▶ _INSTRUCTIONS FOR THE TASK_:
In the copy, include every entry exactly but none of the images.

+ + +

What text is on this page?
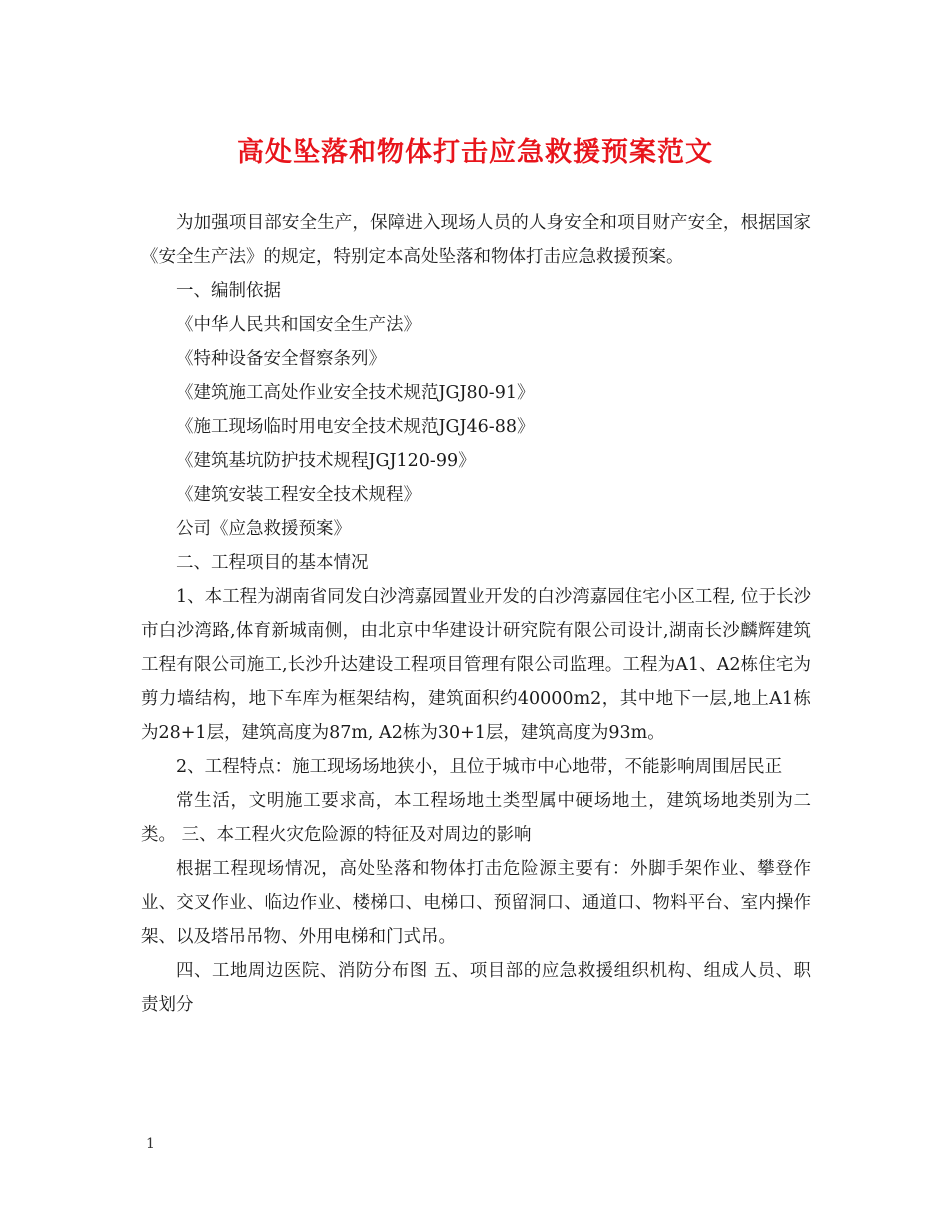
高处坠落和物体打击应急救援预案范文

为加强项目部安全生产，保障进入现场人员的人身安全和项目财产安全，根据国家《安全生产法》的规定，特别定本高处坠落和物体打击应急救援预案。

一、编制依据

《中华人民共和国安全生产法》

《特种设备安全督察条列》

《建筑施工高处作业安全技术规范JGJ80-91》

《施工现场临时用电安全技术规范JGJ46-88》

《建筑基坑防护技术规程JGJ120-99》

《建筑安装工程安全技术规程》

公司《应急救援预案》

二、工程项目的基本情况

1、本工程为湖南省同发白沙湾嘉园置业开发的白沙湾嘉园住宅小区工程, 位于长沙市白沙湾路,体育新城南侧，由北京中华建设计研究院有限公司设计,湖南长沙麟辉建筑工程有限公司施工,长沙升达建设工程项目管理有限公司监理。工程为A1、A2栋住宅为剪力墙结构，地下车库为框架结构，建筑面积约40000m2，其中地下一层,地上A1栋为28+1层，建筑高度为87m, A2栋为30+1层，建筑高度为93m。

2、工程特点：施工现场场地狭小，且位于城市中心地带，不能影响周围居民正

常生活，文明施工要求高，本工程场地土类型属中硬场地土，建筑场地类别为二类。 三、本工程火灾危险源的特征及对周边的影响

根据工程现场情况，高处坠落和物体打击危险源主要有：外脚手架作业、攀登作业、交叉作业、临边作业、楼梯口、电梯口、预留洞口、通道口、物料平台、室内操作架、以及塔吊吊物、外用电梯和门式吊。

四、工地周边医院、消防分布图 五、项目部的应急救援组织机构、组成人员、职责划分

1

+ + +

▶ _RESPONSE BELOW_:
What text is on this page?
高处坠落和物体打击应急救援预案范文

为加强项目部安全生产，保障进入现场人员的人身安全和项目财产安全，根据国家《安全生产法》的规定，特别定本高处坠落和物体打击应急救援预案。

一、编制依据

《中华人民共和国安全生产法》

《特种设备安全督察条列》

《建筑施工高处作业安全技术规范JGJ80-91》

《施工现场临时用电安全技术规范JGJ46-88》

《建筑基坑防护技术规程JGJ120-99》

《建筑安装工程安全技术规程》

公司《应急救援预案》

二、工程项目的基本情况

1、本工程为湖南省同发白沙湾嘉园置业开发的白沙湾嘉园住宅小区工程, 位于长沙市白沙湾路,体育新城南侧，由北京中华建设计研究院有限公司设计,湖南长沙麟辉建筑工程有限公司施工,长沙升达建设工程项目管理有限公司监理。工程为A1、A2栋住宅为剪力墙结构，地下车库为框架结构，建筑面积约40000m2，其中地下一层,地上A1栋为28+1层，建筑高度为87m, A2栋为30+1层，建筑高度为93m。

2、工程特点：施工现场场地狭小，且位于城市中心地带，不能影响周围居民正

常生活，文明施工要求高，本工程场地土类型属中硬场地土，建筑场地类别为二类。 三、本工程火灾危险源的特征及对周边的影响

根据工程现场情况，高处坠落和物体打击危险源主要有：外脚手架作业、攀登作业、交叉作业、临边作业、楼梯口、电梯口、预留洞口、通道口、物料平台、室内操作架、以及塔吊吊物、外用电梯和门式吊。

四、工地周边医院、消防分布图 五、项目部的应急救援组织机构、组成人员、职责划分

1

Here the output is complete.